_DATA IN THIS EXERCISE_:
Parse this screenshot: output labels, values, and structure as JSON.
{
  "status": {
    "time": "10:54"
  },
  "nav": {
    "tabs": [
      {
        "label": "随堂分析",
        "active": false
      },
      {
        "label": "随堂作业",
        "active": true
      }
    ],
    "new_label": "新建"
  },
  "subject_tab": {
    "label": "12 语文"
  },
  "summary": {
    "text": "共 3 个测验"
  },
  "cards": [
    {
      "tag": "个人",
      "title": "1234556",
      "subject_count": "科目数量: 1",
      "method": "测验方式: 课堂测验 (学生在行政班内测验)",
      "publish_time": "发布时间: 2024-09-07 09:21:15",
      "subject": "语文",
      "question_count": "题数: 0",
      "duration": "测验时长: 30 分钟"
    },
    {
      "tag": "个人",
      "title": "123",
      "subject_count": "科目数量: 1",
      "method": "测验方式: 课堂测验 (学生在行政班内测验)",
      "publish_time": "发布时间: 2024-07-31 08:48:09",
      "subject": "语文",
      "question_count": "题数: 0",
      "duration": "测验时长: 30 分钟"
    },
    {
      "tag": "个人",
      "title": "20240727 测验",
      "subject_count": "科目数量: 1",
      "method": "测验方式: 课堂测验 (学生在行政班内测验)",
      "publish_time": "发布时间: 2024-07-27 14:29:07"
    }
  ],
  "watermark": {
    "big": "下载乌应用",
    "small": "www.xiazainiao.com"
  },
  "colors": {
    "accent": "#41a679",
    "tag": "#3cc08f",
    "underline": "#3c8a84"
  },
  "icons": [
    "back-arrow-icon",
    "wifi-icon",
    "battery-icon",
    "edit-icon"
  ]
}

_THE PROBLEM_:
Please output the complete data exactly.

_OUTPUT FOR THIS EXERCISE_:
Parse this screenshot: output labels, values, and structure as JSON.
{
  "status": {
    "time": "10:54"
  },
  "nav": {
    "tabs": [
      {
        "label": "随堂分析",
        "active": false
      },
      {
        "label": "随堂作业",
        "active": true
      }
    ],
    "new_label": "新建"
  },
  "subject_tab": {
    "label": "12 语文"
  },
  "summary": {
    "text": "共 3 个测验"
  },
  "cards": [
    {
      "tag": "个人",
      "title": "1234556",
      "subject_count": "科目数量: 1",
      "method": "测验方式: 课堂测验 (学生在行政班内测验)",
      "publish_time": "发布时间: 2024-09-07 09:21:15",
      "subject": "语文",
      "question_count": "题数: 0",
      "duration": "测验时长: 30 分钟"
    },
    {
      "tag": "个人",
      "title": "123",
      "subject_count": "科目数量: 1",
      "method": "测验方式: 课堂测验 (学生在行政班内测验)",
      "publish_time": "发布时间: 2024-07-31 08:48:09",
      "subject": "语文",
      "question_count": "题数: 0",
      "duration": "测验时长: 30 分钟"
    },
    {
      "tag": "个人",
      "title": "20240727 测验",
      "subject_count": "科目数量: 1",
      "method": "测验方式: 课堂测验 (学生在行政班内测验)",
      "publish_time": "发布时间: 2024-07-27 14:29:07"
    }
  ],
  "watermark": {
    "big": "下载乌应用",
    "small": "www.xiazainiao.com"
  },
  "colors": {
    "accent": "#41a679",
    "tag": "#3cc08f",
    "underline": "#3c8a84"
  },
  "icons": [
    "back-arrow-icon",
    "wifi-icon",
    "battery-icon",
    "edit-icon"
  ]
}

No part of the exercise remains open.